- _WHAT YOU ARE ASKED TO DO_: Identify the lines holding "title" and copy them.

- _RECORDED DATA_:
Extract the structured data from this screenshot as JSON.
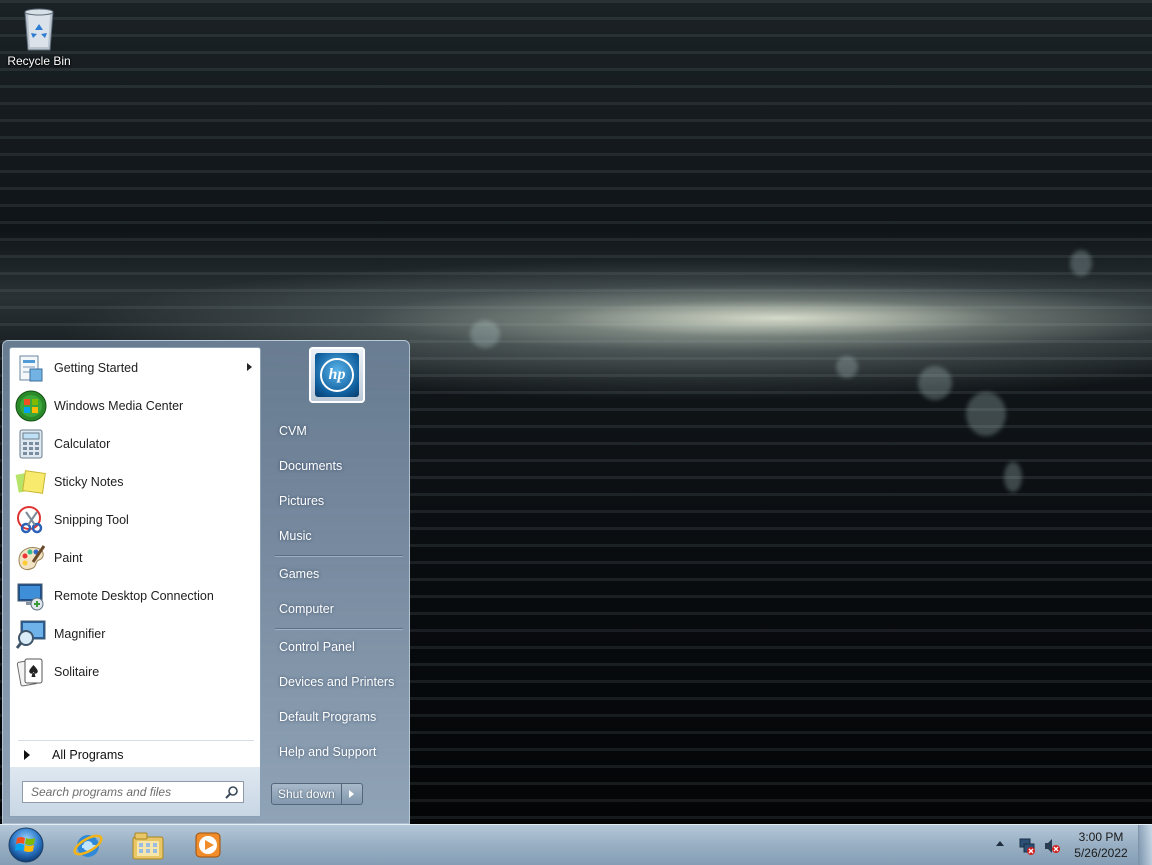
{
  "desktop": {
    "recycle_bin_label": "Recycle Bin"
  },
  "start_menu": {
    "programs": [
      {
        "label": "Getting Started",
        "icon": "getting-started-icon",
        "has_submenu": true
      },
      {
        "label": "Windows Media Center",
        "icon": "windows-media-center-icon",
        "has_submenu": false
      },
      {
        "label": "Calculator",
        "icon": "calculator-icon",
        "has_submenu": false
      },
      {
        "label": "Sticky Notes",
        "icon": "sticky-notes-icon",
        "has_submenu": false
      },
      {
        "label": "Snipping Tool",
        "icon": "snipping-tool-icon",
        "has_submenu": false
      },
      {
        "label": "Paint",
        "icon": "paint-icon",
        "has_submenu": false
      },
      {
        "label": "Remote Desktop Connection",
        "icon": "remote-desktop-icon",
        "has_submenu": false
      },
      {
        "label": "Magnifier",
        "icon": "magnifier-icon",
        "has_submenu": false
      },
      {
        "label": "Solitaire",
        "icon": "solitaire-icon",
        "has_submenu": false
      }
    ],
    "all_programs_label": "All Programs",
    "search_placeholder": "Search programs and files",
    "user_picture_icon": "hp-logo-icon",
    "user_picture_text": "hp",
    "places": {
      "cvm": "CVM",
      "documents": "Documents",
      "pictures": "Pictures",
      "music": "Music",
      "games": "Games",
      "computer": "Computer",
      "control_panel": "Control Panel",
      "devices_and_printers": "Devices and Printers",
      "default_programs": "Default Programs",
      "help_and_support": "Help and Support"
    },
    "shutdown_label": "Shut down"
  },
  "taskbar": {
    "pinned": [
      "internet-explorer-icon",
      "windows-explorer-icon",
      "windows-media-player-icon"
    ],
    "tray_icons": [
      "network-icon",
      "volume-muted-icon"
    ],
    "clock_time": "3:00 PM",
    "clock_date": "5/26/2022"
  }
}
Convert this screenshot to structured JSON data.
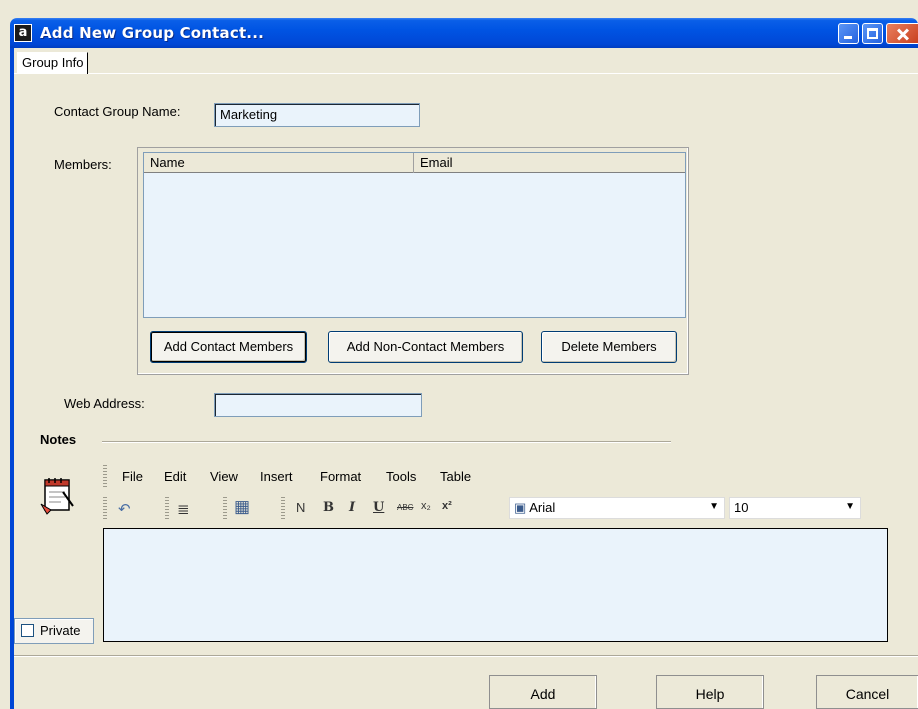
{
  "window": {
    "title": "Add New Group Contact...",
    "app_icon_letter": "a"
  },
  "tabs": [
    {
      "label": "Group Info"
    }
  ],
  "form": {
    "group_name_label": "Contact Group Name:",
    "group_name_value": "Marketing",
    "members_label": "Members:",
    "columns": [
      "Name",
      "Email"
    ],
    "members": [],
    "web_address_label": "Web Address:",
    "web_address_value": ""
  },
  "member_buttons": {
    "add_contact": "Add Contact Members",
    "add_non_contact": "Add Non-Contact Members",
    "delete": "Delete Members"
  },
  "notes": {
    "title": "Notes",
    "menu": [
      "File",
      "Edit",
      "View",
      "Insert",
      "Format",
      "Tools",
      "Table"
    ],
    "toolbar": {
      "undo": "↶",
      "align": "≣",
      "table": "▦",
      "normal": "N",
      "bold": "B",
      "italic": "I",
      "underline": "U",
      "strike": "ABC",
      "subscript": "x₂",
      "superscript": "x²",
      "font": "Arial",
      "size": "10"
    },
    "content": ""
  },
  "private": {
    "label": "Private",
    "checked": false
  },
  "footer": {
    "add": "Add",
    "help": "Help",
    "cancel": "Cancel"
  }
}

---

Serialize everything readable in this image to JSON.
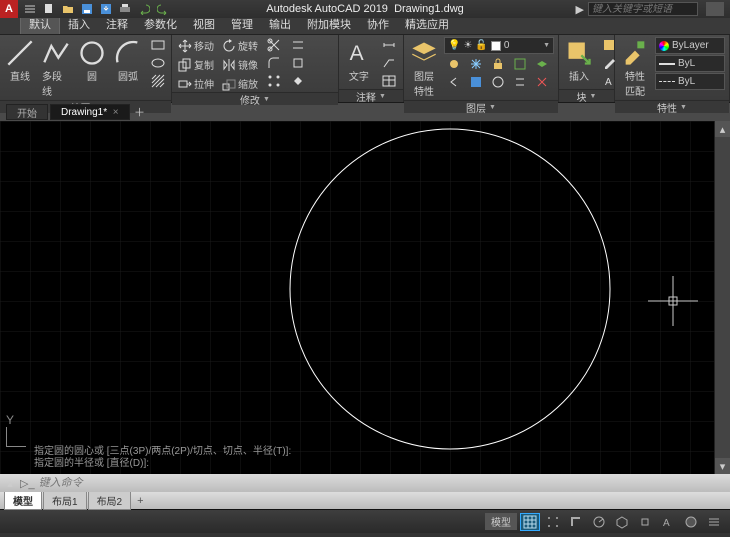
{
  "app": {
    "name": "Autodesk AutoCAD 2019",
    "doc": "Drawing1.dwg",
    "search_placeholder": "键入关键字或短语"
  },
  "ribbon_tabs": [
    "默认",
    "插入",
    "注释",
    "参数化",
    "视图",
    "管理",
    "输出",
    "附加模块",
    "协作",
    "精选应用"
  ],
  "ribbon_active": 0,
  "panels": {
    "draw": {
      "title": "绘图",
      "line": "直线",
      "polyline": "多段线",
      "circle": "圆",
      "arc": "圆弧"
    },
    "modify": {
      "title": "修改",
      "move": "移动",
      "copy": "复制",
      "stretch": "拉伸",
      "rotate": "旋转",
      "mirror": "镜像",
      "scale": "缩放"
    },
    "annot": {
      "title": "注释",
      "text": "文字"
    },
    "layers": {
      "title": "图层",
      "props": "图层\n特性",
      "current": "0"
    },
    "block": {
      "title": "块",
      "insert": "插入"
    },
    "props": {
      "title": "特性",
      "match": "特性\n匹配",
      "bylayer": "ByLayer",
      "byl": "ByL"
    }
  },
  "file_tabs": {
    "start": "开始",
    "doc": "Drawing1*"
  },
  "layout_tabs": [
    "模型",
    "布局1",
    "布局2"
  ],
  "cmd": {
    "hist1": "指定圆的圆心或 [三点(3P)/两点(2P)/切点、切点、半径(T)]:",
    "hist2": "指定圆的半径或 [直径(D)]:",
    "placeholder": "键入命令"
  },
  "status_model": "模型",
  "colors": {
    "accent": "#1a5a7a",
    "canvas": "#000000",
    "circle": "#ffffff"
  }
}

- _OUTPUT OF THE TASK_:
    "title": "Add New Group Contact...",
    "title": "Notes",
      "title": "绘图",
      "title": "修改",
      "title": "注释",
      "title": "图层",
      "title": "块",
      "title": "特性",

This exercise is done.